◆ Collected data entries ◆
»»

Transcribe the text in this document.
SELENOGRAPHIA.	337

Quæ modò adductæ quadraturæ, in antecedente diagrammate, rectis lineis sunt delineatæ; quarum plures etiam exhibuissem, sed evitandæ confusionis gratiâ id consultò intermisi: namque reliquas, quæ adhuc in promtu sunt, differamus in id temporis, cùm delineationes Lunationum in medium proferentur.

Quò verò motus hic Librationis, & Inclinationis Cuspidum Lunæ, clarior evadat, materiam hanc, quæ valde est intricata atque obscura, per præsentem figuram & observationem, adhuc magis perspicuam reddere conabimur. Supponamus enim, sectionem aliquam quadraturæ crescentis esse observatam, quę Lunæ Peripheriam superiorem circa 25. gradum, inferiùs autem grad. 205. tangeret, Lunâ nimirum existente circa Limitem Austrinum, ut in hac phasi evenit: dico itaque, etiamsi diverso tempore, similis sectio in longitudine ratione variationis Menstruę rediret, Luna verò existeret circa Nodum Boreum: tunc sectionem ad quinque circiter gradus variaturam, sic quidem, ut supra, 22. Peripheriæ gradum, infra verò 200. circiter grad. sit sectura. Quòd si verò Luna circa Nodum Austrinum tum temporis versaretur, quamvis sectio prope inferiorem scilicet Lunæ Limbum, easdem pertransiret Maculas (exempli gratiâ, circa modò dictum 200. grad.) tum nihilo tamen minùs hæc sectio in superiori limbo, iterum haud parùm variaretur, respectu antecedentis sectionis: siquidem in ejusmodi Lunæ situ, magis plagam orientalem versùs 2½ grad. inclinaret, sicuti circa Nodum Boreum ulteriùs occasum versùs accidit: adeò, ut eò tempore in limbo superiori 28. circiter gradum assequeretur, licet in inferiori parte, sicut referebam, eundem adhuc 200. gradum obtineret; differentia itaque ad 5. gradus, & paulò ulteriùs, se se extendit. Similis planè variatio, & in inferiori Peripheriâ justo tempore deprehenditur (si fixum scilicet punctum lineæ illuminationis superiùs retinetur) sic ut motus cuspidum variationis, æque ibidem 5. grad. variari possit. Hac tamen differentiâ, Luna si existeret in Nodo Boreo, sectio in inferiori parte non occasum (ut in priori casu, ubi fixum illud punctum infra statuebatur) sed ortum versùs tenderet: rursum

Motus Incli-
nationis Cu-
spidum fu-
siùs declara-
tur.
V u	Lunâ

««

◆ WORK TO COMPLETE ◆
Reply with nothing but the number of lines that contain the word "Lunâ".

◆ SOLUTION FOR THIS PROBLEM ◆
2